SET EXERCISE => Convert the rows below into a JSON list of strings, with one string per line and blank lines omitted.

_____

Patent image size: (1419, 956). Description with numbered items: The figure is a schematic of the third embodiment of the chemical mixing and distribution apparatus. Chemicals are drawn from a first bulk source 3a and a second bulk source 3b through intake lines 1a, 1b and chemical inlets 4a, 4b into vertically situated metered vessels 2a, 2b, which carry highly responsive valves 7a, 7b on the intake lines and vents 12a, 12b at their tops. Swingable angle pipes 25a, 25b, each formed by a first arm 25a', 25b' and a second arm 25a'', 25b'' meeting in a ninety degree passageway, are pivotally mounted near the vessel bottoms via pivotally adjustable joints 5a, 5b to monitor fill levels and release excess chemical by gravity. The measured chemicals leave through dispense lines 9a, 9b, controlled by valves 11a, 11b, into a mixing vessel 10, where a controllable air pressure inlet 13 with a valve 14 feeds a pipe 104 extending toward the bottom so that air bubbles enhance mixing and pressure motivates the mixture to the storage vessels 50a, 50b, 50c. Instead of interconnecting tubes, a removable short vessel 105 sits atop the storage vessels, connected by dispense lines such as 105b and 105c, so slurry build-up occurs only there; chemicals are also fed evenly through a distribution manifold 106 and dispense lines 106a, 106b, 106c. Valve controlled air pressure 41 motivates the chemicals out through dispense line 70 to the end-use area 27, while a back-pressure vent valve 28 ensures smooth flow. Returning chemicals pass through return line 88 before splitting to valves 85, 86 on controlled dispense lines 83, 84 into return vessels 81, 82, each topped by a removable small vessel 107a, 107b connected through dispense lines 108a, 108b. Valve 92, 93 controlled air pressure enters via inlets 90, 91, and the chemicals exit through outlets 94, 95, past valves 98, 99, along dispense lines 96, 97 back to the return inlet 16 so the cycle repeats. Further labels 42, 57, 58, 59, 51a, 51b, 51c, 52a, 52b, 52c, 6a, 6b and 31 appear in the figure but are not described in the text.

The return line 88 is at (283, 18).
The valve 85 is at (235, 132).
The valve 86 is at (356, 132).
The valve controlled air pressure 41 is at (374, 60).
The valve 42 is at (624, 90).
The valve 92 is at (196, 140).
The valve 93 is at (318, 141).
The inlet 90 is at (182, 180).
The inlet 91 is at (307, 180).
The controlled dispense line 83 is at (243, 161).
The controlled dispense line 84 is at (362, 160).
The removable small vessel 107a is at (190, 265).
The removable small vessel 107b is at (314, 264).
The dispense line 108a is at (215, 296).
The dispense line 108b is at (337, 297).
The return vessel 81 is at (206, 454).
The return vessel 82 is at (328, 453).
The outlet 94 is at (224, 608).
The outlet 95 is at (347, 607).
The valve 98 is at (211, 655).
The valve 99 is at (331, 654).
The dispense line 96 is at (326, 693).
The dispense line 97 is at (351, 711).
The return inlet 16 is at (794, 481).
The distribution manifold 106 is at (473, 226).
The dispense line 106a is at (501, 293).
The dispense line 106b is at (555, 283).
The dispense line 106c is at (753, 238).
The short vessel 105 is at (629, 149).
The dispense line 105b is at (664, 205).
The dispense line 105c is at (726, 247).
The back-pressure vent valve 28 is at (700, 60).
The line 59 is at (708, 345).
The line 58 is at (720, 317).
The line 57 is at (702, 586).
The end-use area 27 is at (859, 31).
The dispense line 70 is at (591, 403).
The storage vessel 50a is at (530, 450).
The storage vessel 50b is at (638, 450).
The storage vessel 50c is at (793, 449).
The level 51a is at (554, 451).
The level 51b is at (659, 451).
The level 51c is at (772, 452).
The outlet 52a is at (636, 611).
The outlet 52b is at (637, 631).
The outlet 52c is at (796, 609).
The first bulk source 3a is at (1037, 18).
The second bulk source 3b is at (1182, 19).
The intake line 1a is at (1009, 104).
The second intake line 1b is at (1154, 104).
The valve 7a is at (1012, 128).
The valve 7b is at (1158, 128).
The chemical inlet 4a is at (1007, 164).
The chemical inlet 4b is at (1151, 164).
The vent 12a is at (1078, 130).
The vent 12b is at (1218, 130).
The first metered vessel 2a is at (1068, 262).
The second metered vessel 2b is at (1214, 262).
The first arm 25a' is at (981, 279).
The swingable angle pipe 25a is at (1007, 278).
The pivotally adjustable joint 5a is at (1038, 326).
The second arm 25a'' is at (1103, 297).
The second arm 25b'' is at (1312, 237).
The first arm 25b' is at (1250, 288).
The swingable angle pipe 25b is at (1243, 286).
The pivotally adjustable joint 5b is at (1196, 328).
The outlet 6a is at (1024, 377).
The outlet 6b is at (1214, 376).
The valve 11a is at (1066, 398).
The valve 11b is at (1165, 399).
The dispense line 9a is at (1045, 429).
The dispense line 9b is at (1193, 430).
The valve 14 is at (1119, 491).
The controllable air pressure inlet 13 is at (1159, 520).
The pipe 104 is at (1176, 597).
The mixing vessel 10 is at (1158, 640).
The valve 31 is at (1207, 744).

_____

WRITTEN SOLUTION =>
[
  "Patent image size: (1419, 956). Description with numbered items: The figure is a schematic of the third embodiment of the chemical mixing and distribution apparatus. Chemicals are drawn from a first bulk source 3a and a second bulk source 3b through intake lines 1a, 1b and chemical inlets 4a, 4b into vertically situated metered vessels 2a, 2b, which carry highly responsive valves 7a, 7b on the intake lines and vents 12a, 12b at their tops. Swingable angle pipes 25a, 25b, each formed by a first arm 25a', 25b' and a second arm 25a'', 25b'' meeting in a ninety degree passageway, are pivotally mounted near the vessel bottoms via pivotally adjustable joints 5a, 5b to monitor fill levels and release excess chemical by gravity. The measured chemicals leave through dispense lines 9a, 9b, controlled by valves 11a, 11b, into a mixing vessel 10, where a controllable air pressure inlet 13 with a valve 14 feeds a pipe 104 extending toward the bottom so that air bubbles enhance mixing and pressure motivates the mixture to the storage vessels 50a, 50b, 50c. Instead of interconnecting tubes, a removable short vessel 105 sits atop the storage vessels, connected by dispense lines such as 105b and 105c, so slurry build-up occurs only there; chemicals are also fed evenly through a distribution manifold 106 and dispense lines 106a, 106b, 106c. Valve controlled air pressure 41 motivates the chemicals out through dispense line 70 to the end-use area 27, while a back-pressure vent valve 28 ensures smooth flow. Returning chemicals pass through return line 88 before splitting to valves 85, 86 on controlled dispense lines 83, 84 into return vessels 81, 82, each topped by a removable small vessel 107a, 107b connected through dispense lines 108a, 108b. Valve 92, 93 controlled air pressure enters via inlets 90, 91, and the chemicals exit through outlets 94, 95, past valves 98, 99, along dispense lines 96, 97 back to the return inlet 16 so the cycle repeats. Further labels 42, 57, 58, 59, 51a, 51b, 51c, 52a, 52b, 52c, 6a, 6b and 31 appear in the figure but are not described in the text.",
  "The return line 88 is at (283, 18).",
  "The valve 85 is at (235, 132).",
  "The valve 86 is at (356, 132).",
  "The valve controlled air pressure 41 is at (374, 60).",
  "The valve 42 is at (624, 90).",
  "The valve 92 is at (196, 140).",
  "The valve 93 is at (318, 141).",
  "The inlet 90 is at (182, 180).",
  "The inlet 91 is at (307, 180).",
  "The controlled dispense line 83 is at (243, 161).",
  "The controlled dispense line 84 is at (362, 160).",
  "The removable small vessel 107a is at (190, 265).",
  "The removable small vessel 107b is at (314, 264).",
  "The dispense line 108a is at (215, 296).",
  "The dispense line 108b is at (337, 297).",
  "The return vessel 81 is at (206, 454).",
  "The return vessel 82 is at (328, 453).",
  "The outlet 94 is at (224, 608).",
  "The outlet 95 is at (347, 607).",
  "The valve 98 is at (211, 655).",
  "The valve 99 is at (331, 654).",
  "The dispense line 96 is at (326, 693).",
  "The dispense line 97 is at (351, 711).",
  "The return inlet 16 is at (794, 481).",
  "The distribution manifold 106 is at (473, 226).",
  "The dispense line 106a is at (501, 293).",
  "The dispense line 106b is at (555, 283).",
  "The dispense line 106c is at (753, 238).",
  "The short vessel 105 is at (629, 149).",
  "The dispense line 105b is at (664, 205).",
  "The dispense line 105c is at (726, 247).",
  "The back-pressure vent valve 28 is at (700, 60).",
  "The line 59 is at (708, 345).",
  "The line 58 is at (720, 317).",
  "The line 57 is at (702, 586).",
  "The end-use area 27 is at (859, 31).",
  "The dispense line 70 is at (591, 403).",
  "The storage vessel 50a is at (530, 450).",
  "The storage vessel 50b is at (638, 450).",
  "The storage vessel 50c is at (793, 449).",
  "The level 51a is at (554, 451).",
  "The level 51b is at (659, 451).",
  "The level 51c is at (772, 452).",
  "The outlet 52a is at (636, 611).",
  "The outlet 52b is at (637, 631).",
  "The outlet 52c is at (796, 609).",
  "The first bulk source 3a is at (1037, 18).",
  "The second bulk source 3b is at (1182, 19).",
  "The intake line 1a is at (1009, 104).",
  "The second intake line 1b is at (1154, 104).",
  "The valve 7a is at (1012, 128).",
  "The valve 7b is at (1158, 128).",
  "The chemical inlet 4a is at (1007, 164).",
  "The chemical inlet 4b is at (1151, 164).",
  "The vent 12a is at (1078, 130).",
  "The vent 12b is at (1218, 130).",
  "The first metered vessel 2a is at (1068, 262).",
  "The second metered vessel 2b is at (1214, 262).",
  "The first arm 25a' is at (981, 279).",
  "The swingable angle pipe 25a is at (1007, 278).",
  "The pivotally adjustable joint 5a is at (1038, 326).",
  "The second arm 25a'' is at (1103, 297).",
  "The second arm 25b'' is at (1312, 237).",
  "The first arm 25b' is at (1250, 288).",
  "The swingable angle pipe 25b is at (1243, 286).",
  "The pivotally adjustable joint 5b is at (1196, 328).",
  "The outlet 6a is at (1024, 377).",
  "The outlet 6b is at (1214, 376).",
  "The valve 11a is at (1066, 398).",
  "The valve 11b is at (1165, 399).",
  "The dispense line 9a is at (1045, 429).",
  "The dispense line 9b is at (1193, 430).",
  "The valve 14 is at (1119, 491).",
  "The controllable air pressure inlet 13 is at (1159, 520).",
  "The pipe 104 is at (1176, 597).",
  "The mixing vessel 10 is at (1158, 640).",
  "The valve 31 is at (1207, 744)."
]